» Exercise description
Print the listing as it stands, omitting all images.
****************************************
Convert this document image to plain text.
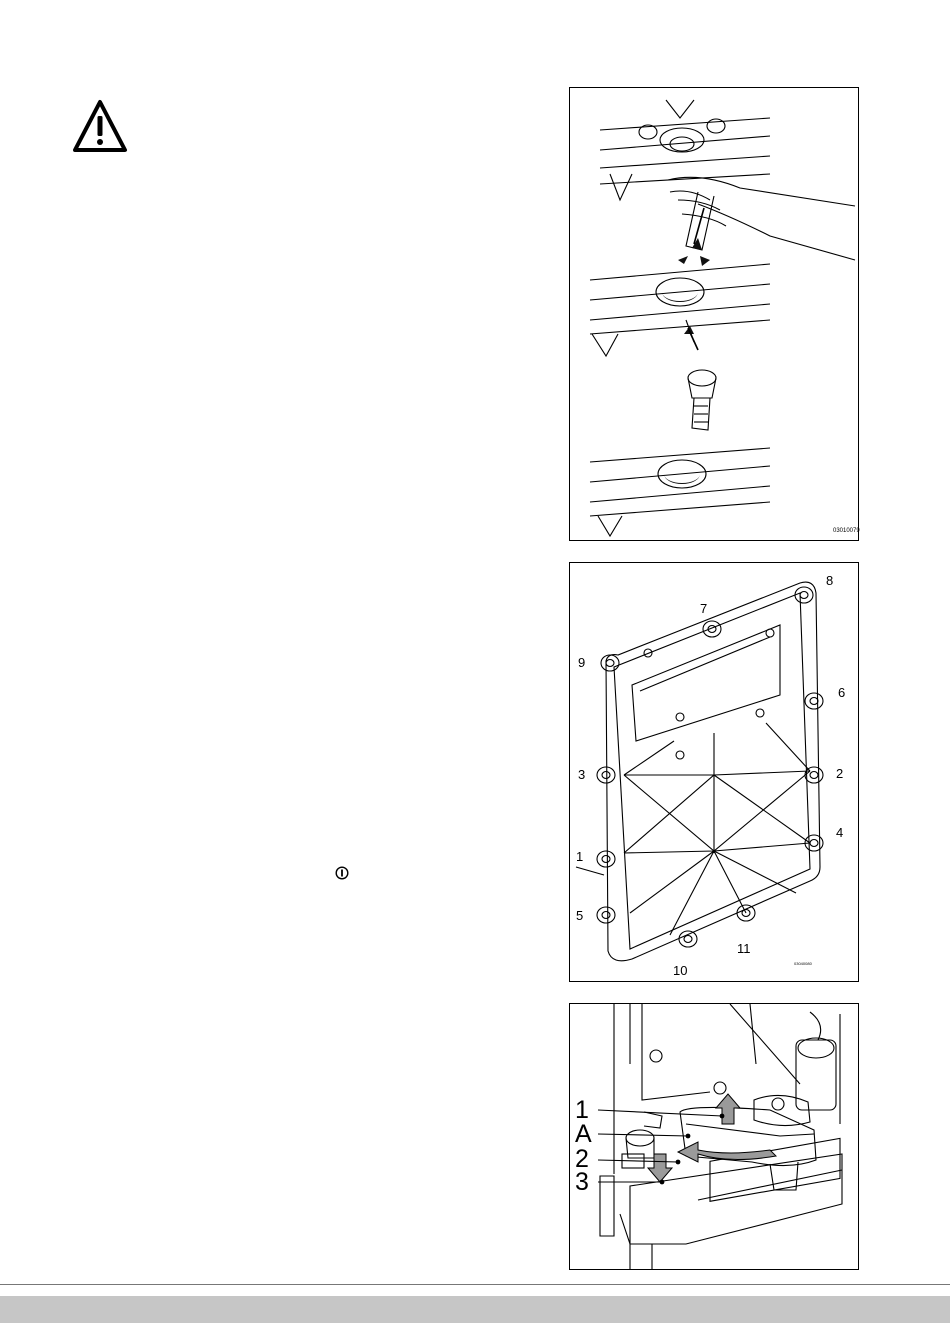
03010079
8
7
9
6
3	2
4
1
5
11
10	03040080
1
A
2
3
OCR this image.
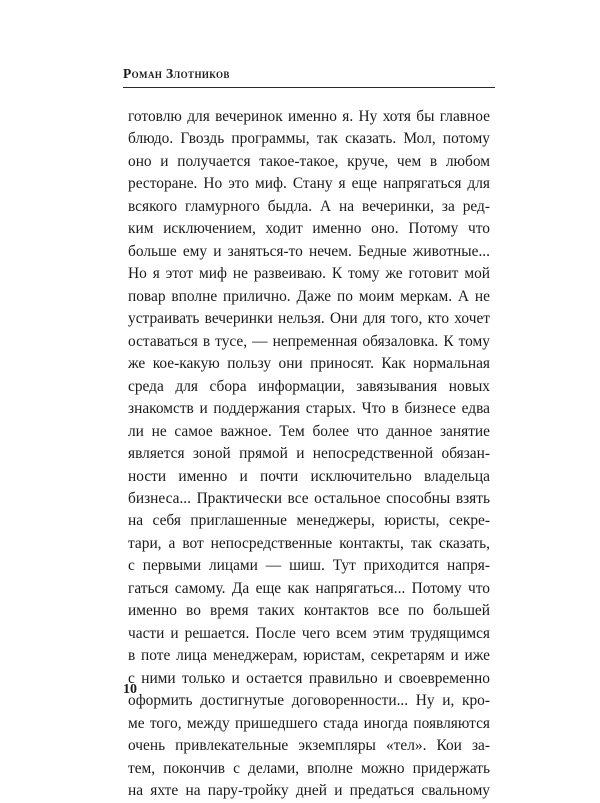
Роман Злотников
готовлю для вечеринок именно я. Ну хотя бы главное
блюдо. Гвоздь программы, так сказать. Мол, потому
оно и получается такое-такое, круче, чем в любом
ресторане. Но это миф. Стану я еще напрягаться для
всякого гламурного быдла. А на вечеринки, за ред-
ким исключением, ходит именно оно. Потому что
больше ему и заняться-то нечем. Бедные животные...
Но я этот миф не развеиваю. К тому же готовит мой
повар вполне прилично. Даже по моим меркам. А не
устраивать вечеринки нельзя. Они для того, кто хочет
оставаться в тусе, — непременная обязаловка. К тому
же кое-какую пользу они приносят. Как нормальная
среда для сбора информации, завязывания новых
знакомств и поддержания старых. Что в бизнесе едва
ли не самое важное. Тем более что данное занятие
является зоной прямой и непосредственной обязан-
ности именно и почти исключительно владельца
бизнеса... Практически все остальное способны взять
на себя приглашенные менеджеры, юристы, секре-
тари, а вот непосредственные контакты, так сказать,
с первыми лицами — шиш. Тут приходится напря-
гаться самому. Да еще как напрягаться... Потому что
именно во время таких контактов все по большей
части и решается. После чего всем этим трудящимся
в поте лица менеджерам, юристам, секретарям и иже
с ними только и остается правильно и своевременно
оформить достигнутые договоренности... Ну и, кро-
ме того, между пришедшего стада иногда появляются
очень привлекательные экземпляры «тел». Кои за-
тем, покончив с делами, вполне можно придержать
на яхте на пару-тройку дней и предаться свальному
10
****************************************
» The output
Convert this document image to plain text.
03010079
8
7
9
6
3	2
4
1
5
11
10	03040080
1
A
2
3
OCR this image.
Роман Злотников
готовлю для вечеринок именно я. Ну хотя бы главное
блюдо. Гвоздь программы, так сказать. Мол, потому
оно и получается такое-такое, круче, чем в любом
ресторане. Но это миф. Стану я еще напрягаться для
всякого гламурного быдла. А на вечеринки, за ред-
ким исключением, ходит именно оно. Потому что
больше ему и заняться-то нечем. Бедные животные...
Но я этот миф не развеиваю. К тому же готовит мой
повар вполне прилично. Даже по моим меркам. А не
устраивать вечеринки нельзя. Они для того, кто хочет
оставаться в тусе, — непременная обязаловка. К тому
же кое-какую пользу они приносят. Как нормальная
среда для сбора информации, завязывания новых
знакомств и поддержания старых. Что в бизнесе едва
ли не самое важное. Тем более что данное занятие
является зоной прямой и непосредственной обязан-
ности именно и почти исключительно владельца
бизнеса... Практически все остальное способны взять
на себя приглашенные менеджеры, юристы, секре-
тари, а вот непосредственные контакты, так сказать,
с первыми лицами — шиш. Тут приходится напря-
гаться самому. Да еще как напрягаться... Потому что
именно во время таких контактов все по большей
части и решается. После чего всем этим трудящимся
в поте лица менеджерам, юристам, секретарям и иже
с ними только и остается правильно и своевременно
оформить достигнутые договоренности... Ну и, кро-
ме того, между пришедшего стада иногда появляются
очень привлекательные экземпляры «тел». Кои за-
тем, покончив с делами, вполне можно придержать
на яхте на пару-тройку дней и предаться свальному
10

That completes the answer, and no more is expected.